PROBLEM DETAILS: Pull every line that holds the word "frac" from the entries.

RECORD EXTRACTS:

## Begin

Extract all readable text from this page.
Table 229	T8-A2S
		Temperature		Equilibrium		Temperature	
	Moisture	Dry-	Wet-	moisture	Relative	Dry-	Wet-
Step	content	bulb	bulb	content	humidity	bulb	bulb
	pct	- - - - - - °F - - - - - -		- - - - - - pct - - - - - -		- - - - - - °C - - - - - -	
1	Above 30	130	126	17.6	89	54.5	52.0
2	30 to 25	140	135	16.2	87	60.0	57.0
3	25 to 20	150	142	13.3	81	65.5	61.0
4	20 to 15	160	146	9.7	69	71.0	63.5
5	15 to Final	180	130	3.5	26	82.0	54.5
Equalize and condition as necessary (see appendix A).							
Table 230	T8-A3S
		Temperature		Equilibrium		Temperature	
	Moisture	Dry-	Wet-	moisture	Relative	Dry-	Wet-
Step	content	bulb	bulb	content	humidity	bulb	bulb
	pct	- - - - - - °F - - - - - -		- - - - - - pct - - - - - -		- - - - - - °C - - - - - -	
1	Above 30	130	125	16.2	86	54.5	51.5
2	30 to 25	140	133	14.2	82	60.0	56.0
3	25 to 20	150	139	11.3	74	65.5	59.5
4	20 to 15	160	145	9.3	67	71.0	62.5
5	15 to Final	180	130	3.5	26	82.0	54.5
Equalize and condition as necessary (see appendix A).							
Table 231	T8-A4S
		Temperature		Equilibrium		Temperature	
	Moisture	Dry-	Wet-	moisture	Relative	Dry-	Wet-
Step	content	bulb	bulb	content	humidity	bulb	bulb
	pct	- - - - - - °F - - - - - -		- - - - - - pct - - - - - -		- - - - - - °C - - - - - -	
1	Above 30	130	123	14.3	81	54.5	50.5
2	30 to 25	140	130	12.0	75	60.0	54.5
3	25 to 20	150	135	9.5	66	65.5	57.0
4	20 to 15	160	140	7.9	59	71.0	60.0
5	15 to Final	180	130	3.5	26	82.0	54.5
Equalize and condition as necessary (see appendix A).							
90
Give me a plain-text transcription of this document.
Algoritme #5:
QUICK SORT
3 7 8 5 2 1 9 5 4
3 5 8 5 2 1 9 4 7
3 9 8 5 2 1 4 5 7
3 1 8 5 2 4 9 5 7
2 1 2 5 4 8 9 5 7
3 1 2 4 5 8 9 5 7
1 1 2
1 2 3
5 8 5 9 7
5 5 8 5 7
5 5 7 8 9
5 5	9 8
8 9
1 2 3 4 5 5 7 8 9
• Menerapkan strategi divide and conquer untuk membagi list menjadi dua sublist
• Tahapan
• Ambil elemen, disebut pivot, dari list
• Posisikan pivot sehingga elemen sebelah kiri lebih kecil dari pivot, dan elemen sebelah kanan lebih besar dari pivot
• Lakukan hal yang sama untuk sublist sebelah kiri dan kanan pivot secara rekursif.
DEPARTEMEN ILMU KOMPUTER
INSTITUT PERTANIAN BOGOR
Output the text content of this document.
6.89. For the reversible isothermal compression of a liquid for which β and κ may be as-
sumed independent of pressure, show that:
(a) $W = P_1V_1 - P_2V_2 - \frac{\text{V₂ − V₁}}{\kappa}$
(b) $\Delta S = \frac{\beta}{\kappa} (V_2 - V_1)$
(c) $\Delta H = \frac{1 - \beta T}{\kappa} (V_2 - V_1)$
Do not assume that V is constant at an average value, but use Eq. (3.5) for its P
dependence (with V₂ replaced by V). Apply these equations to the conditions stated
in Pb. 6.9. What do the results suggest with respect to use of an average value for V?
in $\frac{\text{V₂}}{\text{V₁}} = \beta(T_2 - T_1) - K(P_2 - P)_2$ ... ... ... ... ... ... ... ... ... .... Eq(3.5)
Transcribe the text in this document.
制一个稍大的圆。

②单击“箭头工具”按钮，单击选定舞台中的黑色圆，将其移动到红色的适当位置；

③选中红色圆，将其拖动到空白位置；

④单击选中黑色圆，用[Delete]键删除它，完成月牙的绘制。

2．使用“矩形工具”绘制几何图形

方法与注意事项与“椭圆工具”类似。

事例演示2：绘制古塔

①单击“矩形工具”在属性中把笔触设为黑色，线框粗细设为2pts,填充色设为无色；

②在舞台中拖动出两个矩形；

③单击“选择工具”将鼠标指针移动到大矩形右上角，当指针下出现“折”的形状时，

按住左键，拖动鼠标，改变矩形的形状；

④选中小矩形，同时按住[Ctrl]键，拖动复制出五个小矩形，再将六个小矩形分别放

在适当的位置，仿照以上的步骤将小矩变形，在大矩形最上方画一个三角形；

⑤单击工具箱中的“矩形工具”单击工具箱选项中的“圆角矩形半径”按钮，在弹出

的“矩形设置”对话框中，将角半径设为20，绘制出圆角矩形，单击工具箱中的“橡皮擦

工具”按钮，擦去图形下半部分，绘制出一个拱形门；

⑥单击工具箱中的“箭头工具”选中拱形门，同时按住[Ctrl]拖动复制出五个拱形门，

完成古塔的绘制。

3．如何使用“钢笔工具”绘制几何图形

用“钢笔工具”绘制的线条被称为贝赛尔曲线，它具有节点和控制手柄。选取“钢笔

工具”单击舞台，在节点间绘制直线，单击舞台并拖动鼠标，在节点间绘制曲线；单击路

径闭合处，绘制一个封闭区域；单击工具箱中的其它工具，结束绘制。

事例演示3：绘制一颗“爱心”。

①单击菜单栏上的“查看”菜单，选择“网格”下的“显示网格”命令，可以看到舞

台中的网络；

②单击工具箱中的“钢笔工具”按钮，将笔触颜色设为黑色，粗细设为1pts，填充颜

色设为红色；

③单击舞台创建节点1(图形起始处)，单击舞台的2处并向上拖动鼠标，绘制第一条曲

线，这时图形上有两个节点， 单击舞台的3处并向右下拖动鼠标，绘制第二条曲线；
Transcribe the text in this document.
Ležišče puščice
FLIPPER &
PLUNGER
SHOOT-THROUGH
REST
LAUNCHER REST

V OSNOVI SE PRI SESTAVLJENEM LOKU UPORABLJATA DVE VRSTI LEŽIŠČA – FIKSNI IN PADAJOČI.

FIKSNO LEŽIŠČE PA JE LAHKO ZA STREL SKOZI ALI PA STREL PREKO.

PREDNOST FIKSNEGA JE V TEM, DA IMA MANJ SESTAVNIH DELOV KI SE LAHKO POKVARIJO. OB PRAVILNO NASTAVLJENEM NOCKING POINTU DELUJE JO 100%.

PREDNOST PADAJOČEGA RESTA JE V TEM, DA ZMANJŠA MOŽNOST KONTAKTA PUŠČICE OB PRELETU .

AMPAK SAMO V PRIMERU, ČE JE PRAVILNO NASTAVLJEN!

## End

EXERCISE OUTPUT:
(a) $W = P_1V_1 - P_2V_2 - \frac{\text{V₂ − V₁}}{\kappa}$
(b) $\Delta S = \frac{\beta}{\kappa} (V_2 - V_1)$
(c) $\Delta H = \frac{1 - \beta T}{\kappa} (V_2 - V_1)$
in $\frac{\text{V₂}}{\text{V₁}} = \beta(T_2 - T_1) - K(P_2 - P)_2$ ... ... ... ... ... ... ... ... ... .... Eq(3.5)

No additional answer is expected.